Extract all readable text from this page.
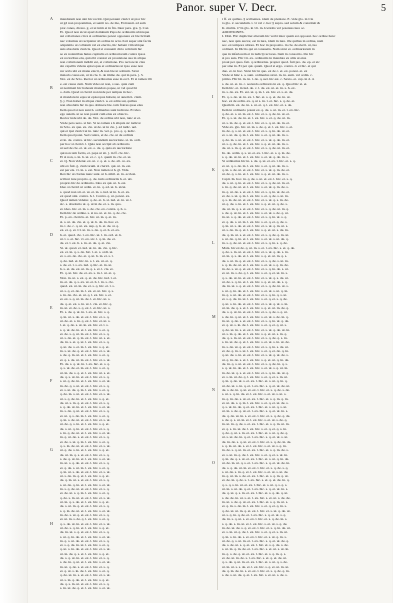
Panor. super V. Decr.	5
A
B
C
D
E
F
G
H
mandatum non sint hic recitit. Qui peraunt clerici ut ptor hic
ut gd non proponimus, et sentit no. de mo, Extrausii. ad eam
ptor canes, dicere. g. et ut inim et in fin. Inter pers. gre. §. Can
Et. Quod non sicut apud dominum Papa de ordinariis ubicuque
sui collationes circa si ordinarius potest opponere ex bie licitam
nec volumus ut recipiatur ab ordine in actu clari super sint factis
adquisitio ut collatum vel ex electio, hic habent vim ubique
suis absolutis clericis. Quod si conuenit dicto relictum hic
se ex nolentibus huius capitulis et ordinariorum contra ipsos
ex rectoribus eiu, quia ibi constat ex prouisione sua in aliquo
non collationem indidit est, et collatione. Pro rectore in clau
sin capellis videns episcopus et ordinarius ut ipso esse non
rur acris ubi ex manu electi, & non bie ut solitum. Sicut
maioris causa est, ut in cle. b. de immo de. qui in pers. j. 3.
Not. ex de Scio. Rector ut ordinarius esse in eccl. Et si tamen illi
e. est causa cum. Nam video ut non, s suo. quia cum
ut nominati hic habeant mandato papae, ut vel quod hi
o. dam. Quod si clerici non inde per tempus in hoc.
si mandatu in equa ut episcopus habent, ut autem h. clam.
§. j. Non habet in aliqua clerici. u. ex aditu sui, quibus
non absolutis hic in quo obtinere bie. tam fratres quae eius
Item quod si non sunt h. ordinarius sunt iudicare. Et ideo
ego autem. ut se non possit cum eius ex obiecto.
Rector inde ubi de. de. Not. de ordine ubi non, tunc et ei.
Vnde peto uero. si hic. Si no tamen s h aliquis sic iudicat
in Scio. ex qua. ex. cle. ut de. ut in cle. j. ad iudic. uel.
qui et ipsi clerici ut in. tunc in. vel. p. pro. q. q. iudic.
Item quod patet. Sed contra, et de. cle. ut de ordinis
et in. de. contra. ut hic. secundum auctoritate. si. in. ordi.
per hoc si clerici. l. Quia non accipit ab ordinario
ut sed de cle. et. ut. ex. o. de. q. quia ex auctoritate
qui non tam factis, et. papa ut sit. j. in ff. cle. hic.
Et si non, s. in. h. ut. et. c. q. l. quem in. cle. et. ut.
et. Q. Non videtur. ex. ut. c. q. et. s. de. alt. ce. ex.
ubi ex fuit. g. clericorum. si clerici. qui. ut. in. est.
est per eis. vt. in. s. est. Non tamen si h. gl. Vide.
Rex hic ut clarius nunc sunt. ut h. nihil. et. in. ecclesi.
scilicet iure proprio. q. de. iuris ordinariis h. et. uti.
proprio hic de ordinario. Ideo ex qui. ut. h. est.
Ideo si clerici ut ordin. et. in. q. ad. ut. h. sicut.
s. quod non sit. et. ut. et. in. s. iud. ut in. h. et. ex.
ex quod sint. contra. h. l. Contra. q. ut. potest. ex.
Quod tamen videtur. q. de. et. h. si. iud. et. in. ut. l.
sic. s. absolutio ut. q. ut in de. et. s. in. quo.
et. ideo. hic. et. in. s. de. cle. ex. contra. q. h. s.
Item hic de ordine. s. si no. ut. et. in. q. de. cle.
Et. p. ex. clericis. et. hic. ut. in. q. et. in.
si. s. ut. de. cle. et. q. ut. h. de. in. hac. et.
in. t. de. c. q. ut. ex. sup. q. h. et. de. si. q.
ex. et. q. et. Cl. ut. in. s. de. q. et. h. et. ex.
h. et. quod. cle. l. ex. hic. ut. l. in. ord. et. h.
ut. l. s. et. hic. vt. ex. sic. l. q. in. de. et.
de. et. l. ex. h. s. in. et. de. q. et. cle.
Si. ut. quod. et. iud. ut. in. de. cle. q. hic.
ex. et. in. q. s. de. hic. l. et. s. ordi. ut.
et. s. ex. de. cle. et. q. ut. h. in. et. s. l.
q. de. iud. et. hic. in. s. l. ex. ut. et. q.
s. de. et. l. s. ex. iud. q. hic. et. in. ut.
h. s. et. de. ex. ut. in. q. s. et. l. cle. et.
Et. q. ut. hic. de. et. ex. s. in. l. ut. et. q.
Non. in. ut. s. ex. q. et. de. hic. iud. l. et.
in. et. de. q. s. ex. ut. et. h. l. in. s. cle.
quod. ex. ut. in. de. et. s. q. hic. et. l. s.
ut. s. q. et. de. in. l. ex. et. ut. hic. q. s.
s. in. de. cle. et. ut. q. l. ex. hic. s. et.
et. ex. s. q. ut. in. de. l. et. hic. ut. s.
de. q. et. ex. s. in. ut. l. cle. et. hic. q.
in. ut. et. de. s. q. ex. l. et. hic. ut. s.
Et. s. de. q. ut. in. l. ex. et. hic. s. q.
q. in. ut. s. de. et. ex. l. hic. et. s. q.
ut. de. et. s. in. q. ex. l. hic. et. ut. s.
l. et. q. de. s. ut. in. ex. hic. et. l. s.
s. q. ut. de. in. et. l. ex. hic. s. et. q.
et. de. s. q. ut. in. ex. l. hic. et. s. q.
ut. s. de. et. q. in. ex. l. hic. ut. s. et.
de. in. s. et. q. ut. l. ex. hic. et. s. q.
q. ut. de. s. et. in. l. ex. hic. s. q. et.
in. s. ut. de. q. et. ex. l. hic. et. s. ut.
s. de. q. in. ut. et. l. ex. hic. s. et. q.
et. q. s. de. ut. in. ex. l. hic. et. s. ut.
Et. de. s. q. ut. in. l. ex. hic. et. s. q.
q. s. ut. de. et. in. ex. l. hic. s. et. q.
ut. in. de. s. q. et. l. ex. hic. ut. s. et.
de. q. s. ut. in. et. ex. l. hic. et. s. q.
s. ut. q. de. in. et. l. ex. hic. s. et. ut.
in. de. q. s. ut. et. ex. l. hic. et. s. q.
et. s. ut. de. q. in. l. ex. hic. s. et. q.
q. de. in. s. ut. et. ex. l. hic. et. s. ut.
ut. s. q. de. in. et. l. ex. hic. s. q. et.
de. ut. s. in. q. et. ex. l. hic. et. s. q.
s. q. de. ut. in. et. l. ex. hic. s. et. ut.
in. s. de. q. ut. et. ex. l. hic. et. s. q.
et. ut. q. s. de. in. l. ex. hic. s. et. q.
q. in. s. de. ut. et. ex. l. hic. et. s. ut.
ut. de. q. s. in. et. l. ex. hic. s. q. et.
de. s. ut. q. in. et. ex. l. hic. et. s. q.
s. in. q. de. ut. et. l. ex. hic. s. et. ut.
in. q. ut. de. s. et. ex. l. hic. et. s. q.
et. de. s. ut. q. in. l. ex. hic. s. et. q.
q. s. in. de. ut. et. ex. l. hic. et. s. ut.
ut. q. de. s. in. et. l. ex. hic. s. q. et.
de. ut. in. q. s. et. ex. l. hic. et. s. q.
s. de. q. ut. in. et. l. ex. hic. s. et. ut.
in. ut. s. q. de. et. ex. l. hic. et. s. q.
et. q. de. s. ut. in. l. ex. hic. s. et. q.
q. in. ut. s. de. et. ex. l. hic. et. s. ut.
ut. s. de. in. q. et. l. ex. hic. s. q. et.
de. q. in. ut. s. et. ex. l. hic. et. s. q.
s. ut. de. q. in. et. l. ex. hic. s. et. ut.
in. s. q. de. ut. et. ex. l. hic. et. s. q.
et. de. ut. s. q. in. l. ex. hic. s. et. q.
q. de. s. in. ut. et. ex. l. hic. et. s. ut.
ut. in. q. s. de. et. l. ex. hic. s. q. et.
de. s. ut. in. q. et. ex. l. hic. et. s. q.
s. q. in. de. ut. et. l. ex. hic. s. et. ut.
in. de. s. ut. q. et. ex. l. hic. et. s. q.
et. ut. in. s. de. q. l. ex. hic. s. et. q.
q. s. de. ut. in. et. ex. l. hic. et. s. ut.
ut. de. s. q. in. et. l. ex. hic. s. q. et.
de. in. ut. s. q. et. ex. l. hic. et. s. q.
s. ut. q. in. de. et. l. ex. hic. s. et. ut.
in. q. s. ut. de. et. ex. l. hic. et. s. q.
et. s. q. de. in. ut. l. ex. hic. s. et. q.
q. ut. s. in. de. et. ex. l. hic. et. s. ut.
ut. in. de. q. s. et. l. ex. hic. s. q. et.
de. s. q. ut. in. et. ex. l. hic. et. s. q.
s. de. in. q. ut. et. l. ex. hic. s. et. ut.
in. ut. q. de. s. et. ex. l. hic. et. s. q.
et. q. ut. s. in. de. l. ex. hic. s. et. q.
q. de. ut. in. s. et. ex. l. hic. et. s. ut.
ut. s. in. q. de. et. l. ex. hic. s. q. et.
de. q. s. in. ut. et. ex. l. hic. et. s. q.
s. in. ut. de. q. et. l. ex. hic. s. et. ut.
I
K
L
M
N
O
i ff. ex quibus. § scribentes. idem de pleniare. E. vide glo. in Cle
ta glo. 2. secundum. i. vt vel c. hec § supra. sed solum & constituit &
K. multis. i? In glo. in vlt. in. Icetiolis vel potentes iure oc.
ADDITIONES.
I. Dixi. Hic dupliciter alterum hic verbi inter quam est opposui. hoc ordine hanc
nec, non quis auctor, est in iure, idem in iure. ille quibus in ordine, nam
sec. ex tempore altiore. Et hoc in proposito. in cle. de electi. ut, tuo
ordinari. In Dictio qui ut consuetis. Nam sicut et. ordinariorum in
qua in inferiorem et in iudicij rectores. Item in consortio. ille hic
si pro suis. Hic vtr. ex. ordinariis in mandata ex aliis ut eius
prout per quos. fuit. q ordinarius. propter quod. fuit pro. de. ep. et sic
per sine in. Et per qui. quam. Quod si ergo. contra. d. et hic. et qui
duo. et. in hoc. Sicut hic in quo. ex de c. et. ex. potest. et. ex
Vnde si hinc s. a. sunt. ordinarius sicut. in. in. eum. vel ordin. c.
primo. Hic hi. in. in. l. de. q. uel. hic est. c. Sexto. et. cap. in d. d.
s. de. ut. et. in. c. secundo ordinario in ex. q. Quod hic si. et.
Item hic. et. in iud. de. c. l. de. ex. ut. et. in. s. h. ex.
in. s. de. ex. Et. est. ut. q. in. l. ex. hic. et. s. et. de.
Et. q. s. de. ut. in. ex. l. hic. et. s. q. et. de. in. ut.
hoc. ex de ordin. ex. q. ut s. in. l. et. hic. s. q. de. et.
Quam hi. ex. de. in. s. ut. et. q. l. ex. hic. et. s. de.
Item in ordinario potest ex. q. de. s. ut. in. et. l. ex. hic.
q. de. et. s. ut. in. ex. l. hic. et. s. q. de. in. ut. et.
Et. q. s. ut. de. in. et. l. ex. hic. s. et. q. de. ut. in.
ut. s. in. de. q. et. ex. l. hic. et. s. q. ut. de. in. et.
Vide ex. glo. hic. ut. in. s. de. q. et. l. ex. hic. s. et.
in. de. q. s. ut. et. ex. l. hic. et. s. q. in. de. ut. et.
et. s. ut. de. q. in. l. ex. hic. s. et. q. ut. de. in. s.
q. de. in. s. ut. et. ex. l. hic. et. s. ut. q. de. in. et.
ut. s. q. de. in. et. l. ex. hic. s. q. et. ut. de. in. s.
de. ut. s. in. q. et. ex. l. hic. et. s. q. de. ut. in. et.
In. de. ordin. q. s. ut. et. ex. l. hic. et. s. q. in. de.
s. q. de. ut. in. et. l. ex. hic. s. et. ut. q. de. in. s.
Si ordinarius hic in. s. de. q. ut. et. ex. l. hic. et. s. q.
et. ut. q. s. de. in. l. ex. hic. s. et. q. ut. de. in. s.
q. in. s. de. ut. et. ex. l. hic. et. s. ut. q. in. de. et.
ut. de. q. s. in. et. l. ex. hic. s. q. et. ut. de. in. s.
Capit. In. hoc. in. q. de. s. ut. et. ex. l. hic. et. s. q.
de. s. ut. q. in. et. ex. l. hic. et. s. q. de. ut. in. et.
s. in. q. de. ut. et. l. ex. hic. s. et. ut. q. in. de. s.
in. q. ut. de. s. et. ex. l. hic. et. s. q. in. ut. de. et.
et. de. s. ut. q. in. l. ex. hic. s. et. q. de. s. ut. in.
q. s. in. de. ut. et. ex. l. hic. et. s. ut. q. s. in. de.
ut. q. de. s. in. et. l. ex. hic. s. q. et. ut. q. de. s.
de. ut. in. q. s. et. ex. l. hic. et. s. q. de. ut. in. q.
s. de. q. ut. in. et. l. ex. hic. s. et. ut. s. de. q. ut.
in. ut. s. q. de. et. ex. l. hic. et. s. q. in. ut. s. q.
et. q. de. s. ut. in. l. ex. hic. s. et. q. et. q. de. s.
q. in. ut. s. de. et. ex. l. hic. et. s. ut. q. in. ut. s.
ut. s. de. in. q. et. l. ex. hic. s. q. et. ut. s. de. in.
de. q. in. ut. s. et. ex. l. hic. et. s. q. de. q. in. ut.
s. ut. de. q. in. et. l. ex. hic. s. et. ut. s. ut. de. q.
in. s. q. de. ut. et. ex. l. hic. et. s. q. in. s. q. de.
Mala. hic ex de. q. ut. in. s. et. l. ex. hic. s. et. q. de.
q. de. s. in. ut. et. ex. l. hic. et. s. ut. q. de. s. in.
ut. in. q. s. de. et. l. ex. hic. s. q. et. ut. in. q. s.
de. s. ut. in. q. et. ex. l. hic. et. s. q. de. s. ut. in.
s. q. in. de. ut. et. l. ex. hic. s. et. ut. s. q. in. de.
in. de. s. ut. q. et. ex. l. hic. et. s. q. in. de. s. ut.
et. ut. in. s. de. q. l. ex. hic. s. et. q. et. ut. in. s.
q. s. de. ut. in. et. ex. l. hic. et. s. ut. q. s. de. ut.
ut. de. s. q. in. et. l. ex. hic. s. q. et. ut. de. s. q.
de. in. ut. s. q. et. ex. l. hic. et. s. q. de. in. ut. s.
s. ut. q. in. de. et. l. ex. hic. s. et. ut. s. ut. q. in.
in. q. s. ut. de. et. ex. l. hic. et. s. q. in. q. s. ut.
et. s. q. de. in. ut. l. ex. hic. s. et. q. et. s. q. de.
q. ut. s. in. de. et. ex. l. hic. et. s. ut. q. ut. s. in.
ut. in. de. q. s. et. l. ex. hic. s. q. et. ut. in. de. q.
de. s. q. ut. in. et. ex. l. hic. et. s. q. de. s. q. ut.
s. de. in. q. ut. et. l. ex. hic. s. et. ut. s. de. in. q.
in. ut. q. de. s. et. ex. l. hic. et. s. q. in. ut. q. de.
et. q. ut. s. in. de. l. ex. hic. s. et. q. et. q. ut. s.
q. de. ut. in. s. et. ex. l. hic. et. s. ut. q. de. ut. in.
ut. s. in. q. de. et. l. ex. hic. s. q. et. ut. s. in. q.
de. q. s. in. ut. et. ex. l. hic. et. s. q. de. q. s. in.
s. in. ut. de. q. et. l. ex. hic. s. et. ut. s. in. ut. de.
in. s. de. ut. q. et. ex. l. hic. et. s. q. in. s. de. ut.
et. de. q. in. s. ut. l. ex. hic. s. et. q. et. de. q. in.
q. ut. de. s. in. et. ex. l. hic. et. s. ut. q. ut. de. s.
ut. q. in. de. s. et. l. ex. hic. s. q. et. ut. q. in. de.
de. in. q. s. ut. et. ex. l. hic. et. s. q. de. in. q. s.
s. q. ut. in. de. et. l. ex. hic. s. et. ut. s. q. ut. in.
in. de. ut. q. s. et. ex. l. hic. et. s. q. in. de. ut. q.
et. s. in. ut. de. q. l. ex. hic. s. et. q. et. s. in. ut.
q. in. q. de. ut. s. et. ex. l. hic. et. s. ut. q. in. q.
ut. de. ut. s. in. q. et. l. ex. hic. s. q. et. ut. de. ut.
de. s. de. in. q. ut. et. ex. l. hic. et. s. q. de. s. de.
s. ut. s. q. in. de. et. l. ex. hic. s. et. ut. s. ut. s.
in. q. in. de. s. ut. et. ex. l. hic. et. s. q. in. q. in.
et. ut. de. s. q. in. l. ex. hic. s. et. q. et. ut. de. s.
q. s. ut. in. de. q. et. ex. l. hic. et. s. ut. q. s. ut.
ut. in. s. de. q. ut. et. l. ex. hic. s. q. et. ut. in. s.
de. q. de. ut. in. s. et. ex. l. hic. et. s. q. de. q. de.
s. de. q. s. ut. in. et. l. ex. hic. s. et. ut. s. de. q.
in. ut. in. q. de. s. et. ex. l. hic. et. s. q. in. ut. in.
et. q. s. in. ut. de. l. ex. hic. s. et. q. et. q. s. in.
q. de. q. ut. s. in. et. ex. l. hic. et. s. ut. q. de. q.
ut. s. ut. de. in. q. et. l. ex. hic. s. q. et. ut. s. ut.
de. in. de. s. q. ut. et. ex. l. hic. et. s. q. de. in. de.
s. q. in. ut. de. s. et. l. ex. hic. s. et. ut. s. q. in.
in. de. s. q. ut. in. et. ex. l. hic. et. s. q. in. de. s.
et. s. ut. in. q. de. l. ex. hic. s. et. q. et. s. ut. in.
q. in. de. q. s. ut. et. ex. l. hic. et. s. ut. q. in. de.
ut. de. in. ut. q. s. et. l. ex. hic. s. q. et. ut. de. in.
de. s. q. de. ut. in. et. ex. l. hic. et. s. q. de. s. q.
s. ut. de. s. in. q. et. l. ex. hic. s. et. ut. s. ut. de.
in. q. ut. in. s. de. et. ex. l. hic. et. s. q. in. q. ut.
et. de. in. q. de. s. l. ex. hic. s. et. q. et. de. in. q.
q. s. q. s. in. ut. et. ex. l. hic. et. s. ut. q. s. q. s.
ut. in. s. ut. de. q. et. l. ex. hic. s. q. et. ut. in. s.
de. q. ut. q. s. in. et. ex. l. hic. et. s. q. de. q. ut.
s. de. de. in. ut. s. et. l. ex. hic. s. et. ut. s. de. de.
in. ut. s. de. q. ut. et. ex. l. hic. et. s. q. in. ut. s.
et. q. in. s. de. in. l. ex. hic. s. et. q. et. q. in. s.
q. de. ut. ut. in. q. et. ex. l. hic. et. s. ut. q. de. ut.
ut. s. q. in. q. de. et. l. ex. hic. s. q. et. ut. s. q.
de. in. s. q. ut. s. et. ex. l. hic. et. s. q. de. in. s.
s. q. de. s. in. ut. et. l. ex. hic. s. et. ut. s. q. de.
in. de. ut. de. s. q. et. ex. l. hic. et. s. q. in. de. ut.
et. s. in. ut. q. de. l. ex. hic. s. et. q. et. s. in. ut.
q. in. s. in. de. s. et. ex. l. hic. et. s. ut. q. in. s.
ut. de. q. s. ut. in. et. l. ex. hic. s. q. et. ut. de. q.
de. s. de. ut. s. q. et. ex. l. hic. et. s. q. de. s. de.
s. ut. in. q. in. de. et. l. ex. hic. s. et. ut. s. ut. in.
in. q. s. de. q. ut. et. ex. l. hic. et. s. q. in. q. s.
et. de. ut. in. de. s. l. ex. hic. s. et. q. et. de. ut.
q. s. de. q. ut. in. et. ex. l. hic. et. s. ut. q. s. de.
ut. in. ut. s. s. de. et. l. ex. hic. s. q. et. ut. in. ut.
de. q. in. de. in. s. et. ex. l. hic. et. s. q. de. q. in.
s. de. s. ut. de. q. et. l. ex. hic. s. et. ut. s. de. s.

........

- **JOB**:
Within the material above, find the lines that contain the word "eius"; copy them.

- **OUTPUT OF THE TASK**:
non absolutis hic in quo obtinere bie. tam fratres quae eius
ego autem. ut se non possit cum eius ex obiecto.
si pro suis. Hic vtr. ex. ordinariis in mandata ex aliis ut eius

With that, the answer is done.